Your instructions:
Reproduce the listing word for word, leaving every picture behind.

• • • • •

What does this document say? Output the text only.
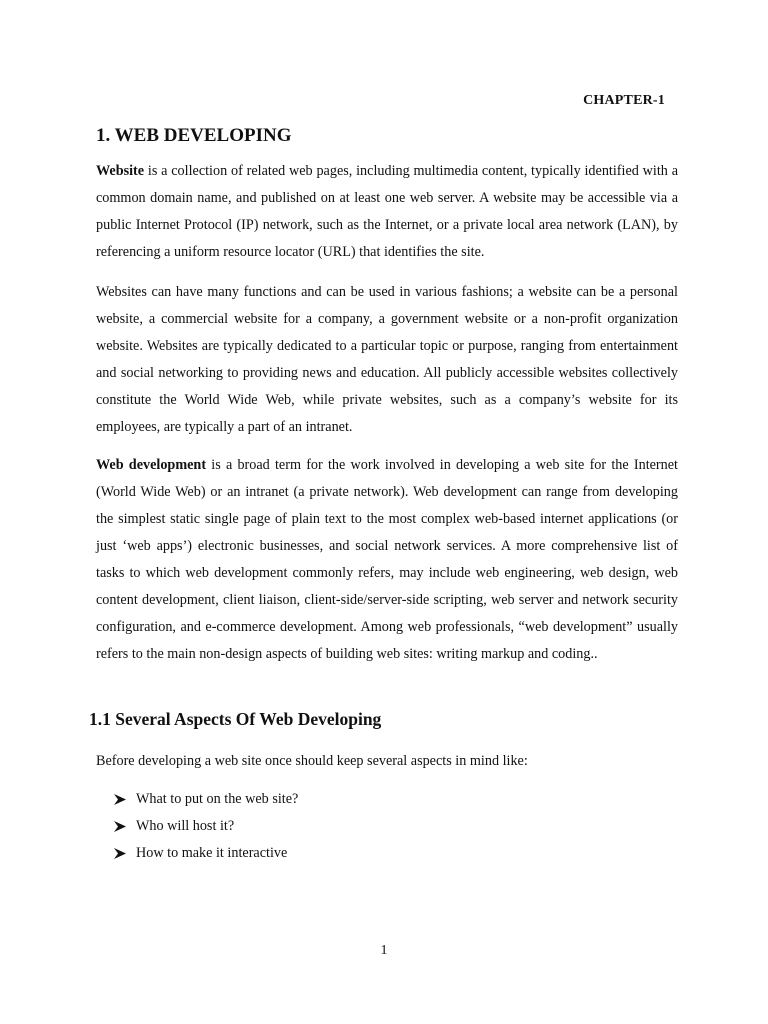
CHAPTER-1
1. WEB DEVELOPING

Website is a collection of related web pages, including multimedia content, typically identified with a common domain name, and published on at least one web server. A website may be accessible via a public Internet Protocol (IP) network, such as the Internet, or a private local area network (LAN), by referencing a uniform resource locator (URL) that identifies the site.

Websites can have many functions and can be used in various fashions; a website can be a personal website, a commercial website for a company, a government website or a non-profit organization website. Websites are typically dedicated to a particular topic or purpose, ranging from entertainment and social networking to providing news and education. All publicly accessible websites collectively constitute the World Wide Web, while private websites, such as a company’s website for its employees, are typically a part of an intranet.

Web development is a broad term for the work involved in developing a web site for the Internet (World Wide Web) or an intranet (a private network). Web development can range from developing the simplest static single page of plain text to the most complex web-based internet applications (or just ‘web apps’) electronic businesses, and social network services. A more comprehensive list of tasks to which web development commonly refers, may include web engineering, web design, web content development, client liaison, client-side/server-side scripting, web server and network security configuration, and e-commerce development. Among web professionals, “web development” usually refers to the main non-design aspects of building web sites: writing markup and coding..

1.1 Several Aspects Of Web Developing

Before developing a web site once should keep several aspects in mind like:

What to put on the web site?
Who will host it?
How to make it interactive
1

• • • • •

Complete output:
What does this document say? Output the text only.
CHAPTER-1
1. WEB DEVELOPING

Website is a collection of related web pages, including multimedia content, typically identified with a common domain name, and published on at least one web server. A website may be accessible via a public Internet Protocol (IP) network, such as the Internet, or a private local area network (LAN), by referencing a uniform resource locator (URL) that identifies the site.

Websites can have many functions and can be used in various fashions; a website can be a personal website, a commercial website for a company, a government website or a non-profit organization website. Websites are typically dedicated to a particular topic or purpose, ranging from entertainment and social networking to providing news and education. All publicly accessible websites collectively constitute the World Wide Web, while private websites, such as a company’s website for its employees, are typically a part of an intranet.

Web development is a broad term for the work involved in developing a web site for the Internet (World Wide Web) or an intranet (a private network). Web development can range from developing the simplest static single page of plain text to the most complex web-based internet applications (or just ‘web apps’) electronic businesses, and social network services. A more comprehensive list of tasks to which web development commonly refers, may include web engineering, web design, web content development, client liaison, client-side/server-side scripting, web server and network security configuration, and e-commerce development. Among web professionals, “web development” usually refers to the main non-design aspects of building web sites: writing markup and coding..

1.1 Several Aspects Of Web Developing

Before developing a web site once should keep several aspects in mind like:

What to put on the web site?
Who will host it?
How to make it interactive
1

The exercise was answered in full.